##### EXERCISE INPUT

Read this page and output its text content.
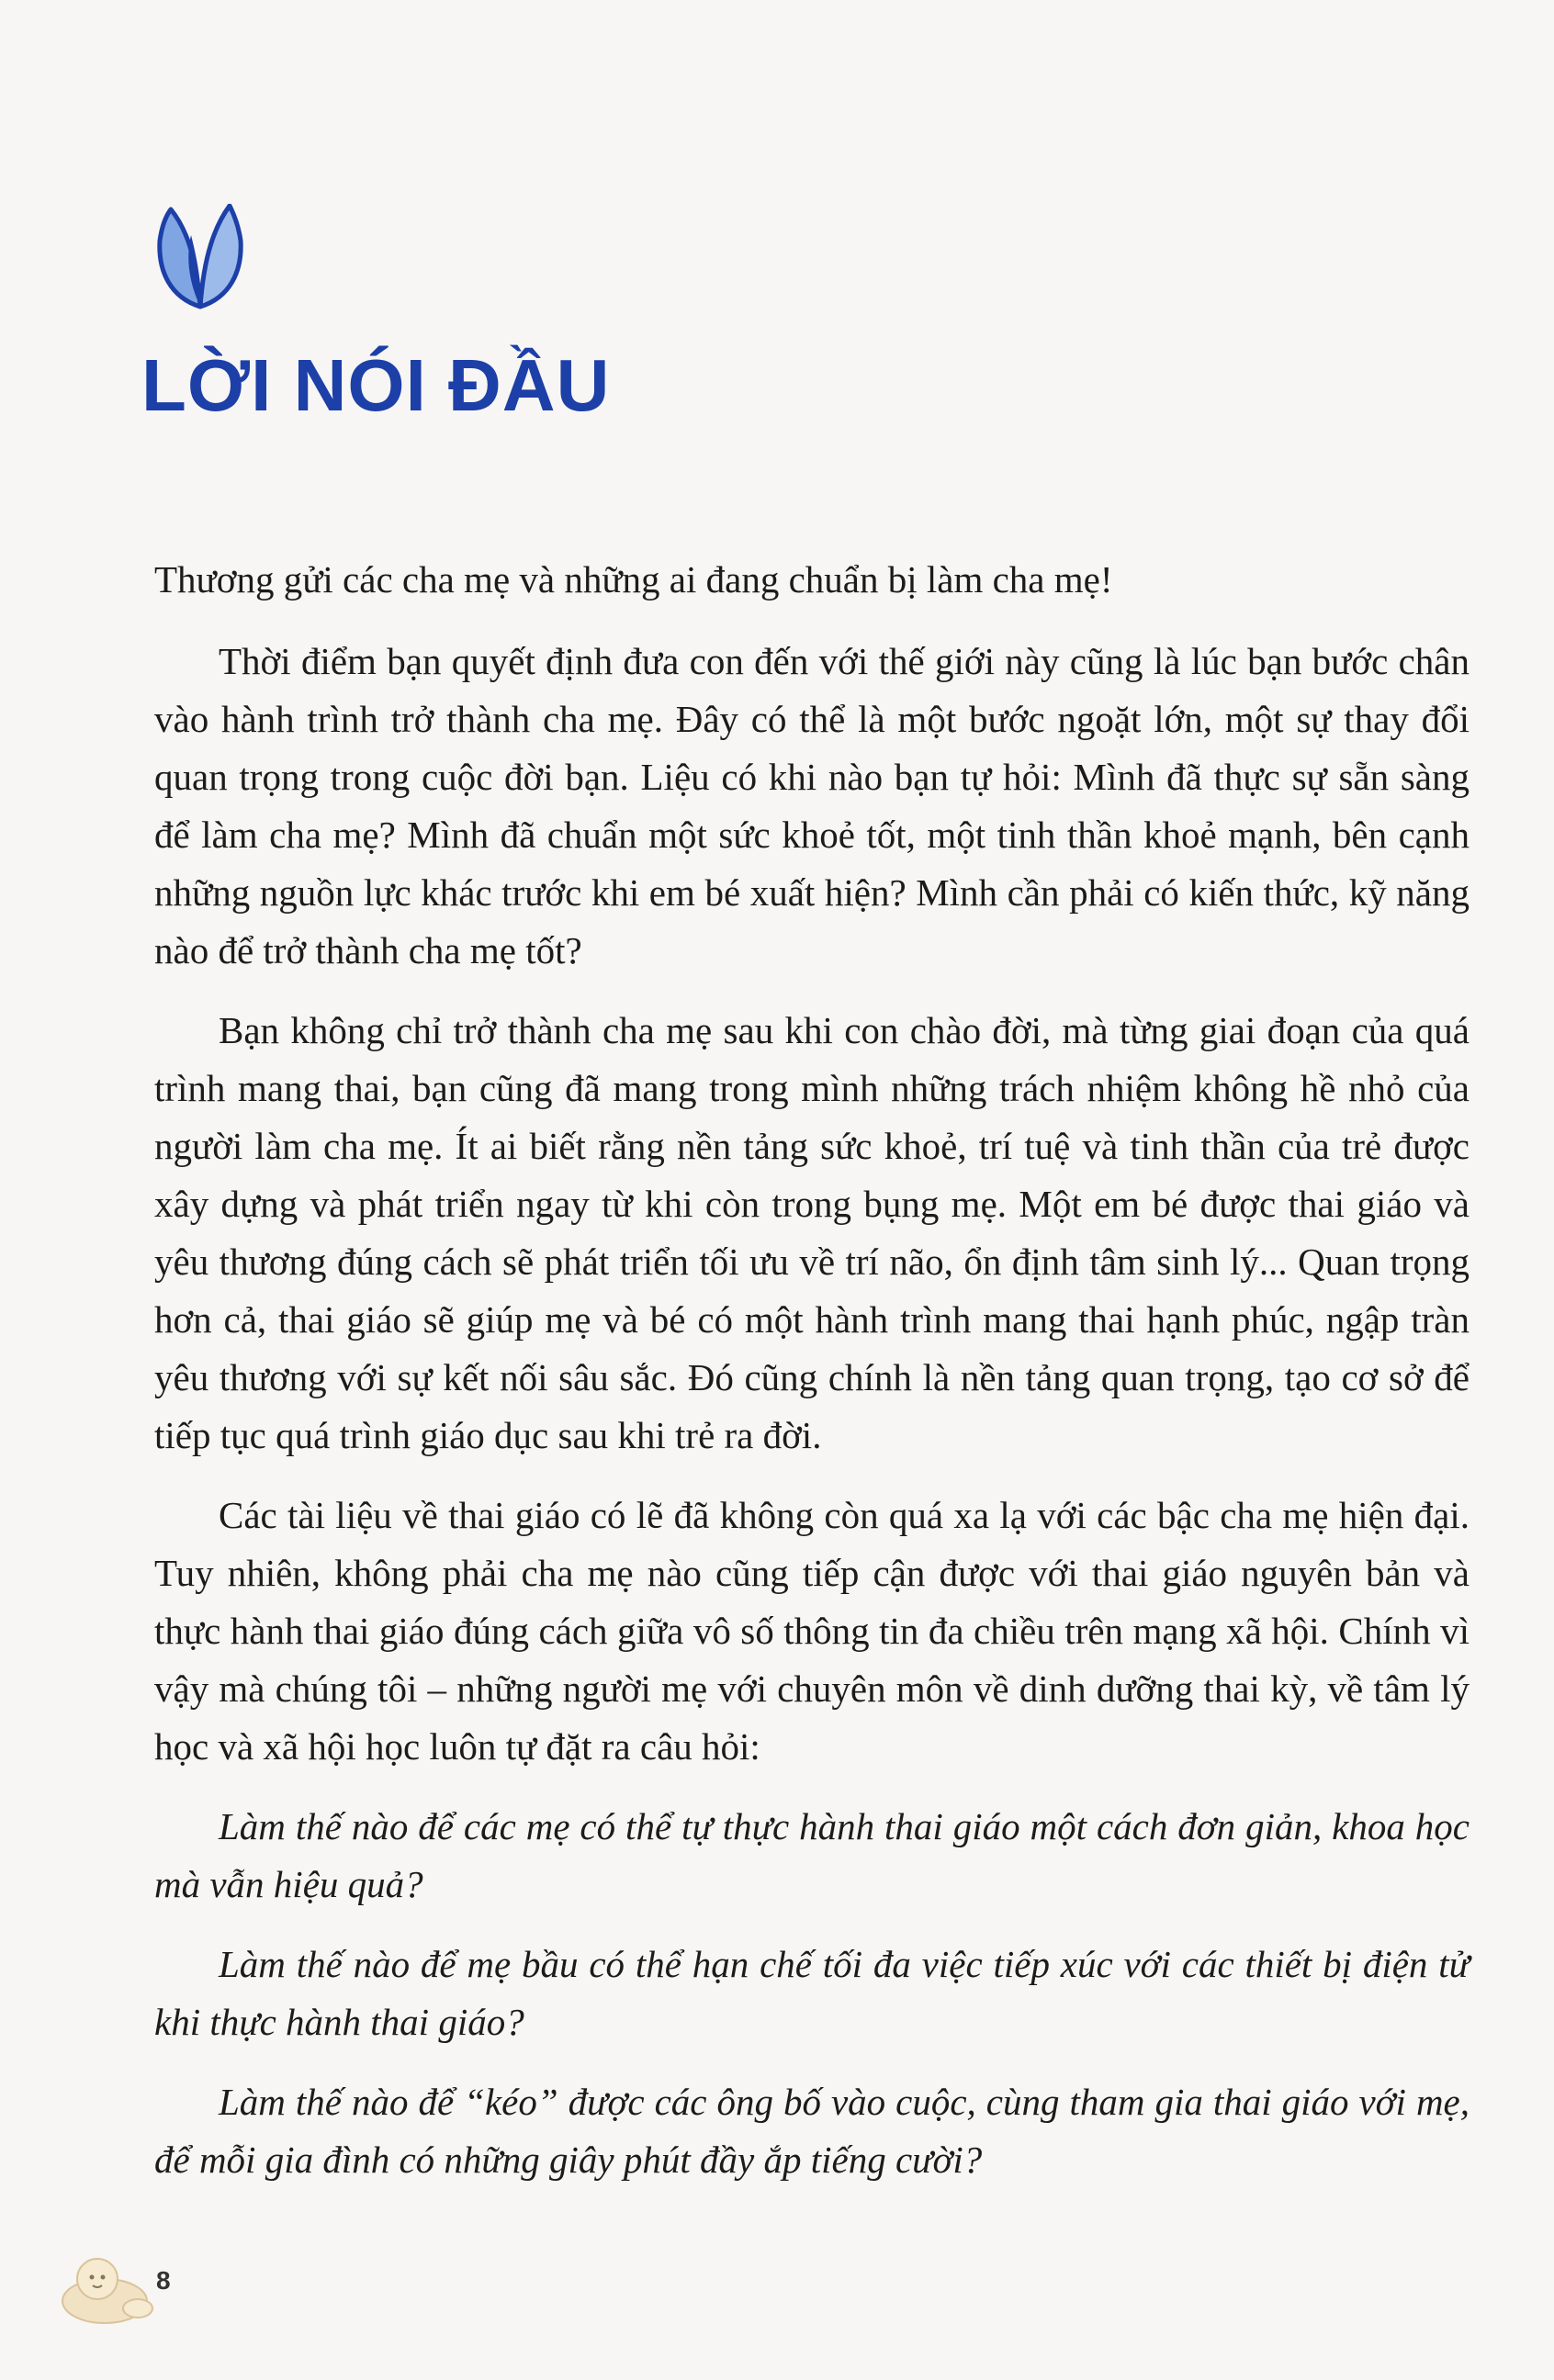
LỜI NÓI ĐẦU

Thương gửi các cha mẹ và những ai đang chuẩn bị làm cha mẹ!

Thời điểm bạn quyết định đưa con đến với thế giới này cũng là lúc bạn bước chân vào hành trình trở thành cha mẹ. Đây có thể là một bước ngoặt lớn, một sự thay đổi quan trọng trong cuộc đời bạn. Liệu có khi nào bạn tự hỏi: Mình đã thực sự sẵn sàng để làm cha mẹ? Mình đã chuẩn một sức khoẻ tốt, một tinh thần khoẻ mạnh, bên cạnh những nguồn lực khác trước khi em bé xuất hiện? Mình cần phải có kiến thức, kỹ năng nào để trở thành cha mẹ tốt?

Bạn không chỉ trở thành cha mẹ sau khi con chào đời, mà từng giai đoạn của quá trình mang thai, bạn cũng đã mang trong mình những trách nhiệm không hề nhỏ của người làm cha mẹ. Ít ai biết rằng nền tảng sức khoẻ, trí tuệ và tinh thần của trẻ được xây dựng và phát triển ngay từ khi còn trong bụng mẹ. Một em bé được thai giáo và yêu thương đúng cách sẽ phát triển tối ưu về trí não, ổn định tâm sinh lý... Quan trọng hơn cả, thai giáo sẽ giúp mẹ và bé có một hành trình mang thai hạnh phúc, ngập tràn yêu thương với sự kết nối sâu sắc. Đó cũng chính là nền tảng quan trọng, tạo cơ sở để tiếp tục quá trình giáo dục sau khi trẻ ra đời.

Các tài liệu về thai giáo có lẽ đã không còn quá xa lạ với các bậc cha mẹ hiện đại. Tuy nhiên, không phải cha mẹ nào cũng tiếp cận được với thai giáo nguyên bản và thực hành thai giáo đúng cách giữa vô số thông tin đa chiều trên mạng xã hội. Chính vì vậy mà chúng tôi – những người mẹ với chuyên môn về dinh dưỡng thai kỳ, về tâm lý học và xã hội học luôn tự đặt ra câu hỏi:

Làm thế nào để các mẹ có thể tự thực hành thai giáo một cách đơn giản, khoa học mà vẫn hiệu quả?

Làm thế nào để mẹ bầu có thể hạn chế tối đa việc tiếp xúc với các thiết bị điện tử khi thực hành thai giáo?

Làm thế nào để “kéo” được các ông bố vào cuộc, cùng tham gia thai giáo với mẹ, để mỗi gia đình có những giây phút đầy ắp tiếng cười?

8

##########

[EXERCISE DIRECTIONS] Reproduce the listing word for word and omit its pictures.

[SOLVED EXERCISE]
Read this page and output its text content.
LỜI NÓI ĐẦU

Thương gửi các cha mẹ và những ai đang chuẩn bị làm cha mẹ!

Thời điểm bạn quyết định đưa con đến với thế giới này cũng là lúc bạn bước chân vào hành trình trở thành cha mẹ. Đây có thể là một bước ngoặt lớn, một sự thay đổi quan trọng trong cuộc đời bạn. Liệu có khi nào bạn tự hỏi: Mình đã thực sự sẵn sàng để làm cha mẹ? Mình đã chuẩn một sức khoẻ tốt, một tinh thần khoẻ mạnh, bên cạnh những nguồn lực khác trước khi em bé xuất hiện? Mình cần phải có kiến thức, kỹ năng nào để trở thành cha mẹ tốt?

Bạn không chỉ trở thành cha mẹ sau khi con chào đời, mà từng giai đoạn của quá trình mang thai, bạn cũng đã mang trong mình những trách nhiệm không hề nhỏ của người làm cha mẹ. Ít ai biết rằng nền tảng sức khoẻ, trí tuệ và tinh thần của trẻ được xây dựng và phát triển ngay từ khi còn trong bụng mẹ. Một em bé được thai giáo và yêu thương đúng cách sẽ phát triển tối ưu về trí não, ổn định tâm sinh lý... Quan trọng hơn cả, thai giáo sẽ giúp mẹ và bé có một hành trình mang thai hạnh phúc, ngập tràn yêu thương với sự kết nối sâu sắc. Đó cũng chính là nền tảng quan trọng, tạo cơ sở để tiếp tục quá trình giáo dục sau khi trẻ ra đời.

Các tài liệu về thai giáo có lẽ đã không còn quá xa lạ với các bậc cha mẹ hiện đại. Tuy nhiên, không phải cha mẹ nào cũng tiếp cận được với thai giáo nguyên bản và thực hành thai giáo đúng cách giữa vô số thông tin đa chiều trên mạng xã hội. Chính vì vậy mà chúng tôi – những người mẹ với chuyên môn về dinh dưỡng thai kỳ, về tâm lý học và xã hội học luôn tự đặt ra câu hỏi:

Làm thế nào để các mẹ có thể tự thực hành thai giáo một cách đơn giản, khoa học mà vẫn hiệu quả?

Làm thế nào để mẹ bầu có thể hạn chế tối đa việc tiếp xúc với các thiết bị điện tử khi thực hành thai giáo?

Làm thế nào để “kéo” được các ông bố vào cuộc, cùng tham gia thai giáo với mẹ, để mỗi gia đình có những giây phút đầy ắp tiếng cười?

8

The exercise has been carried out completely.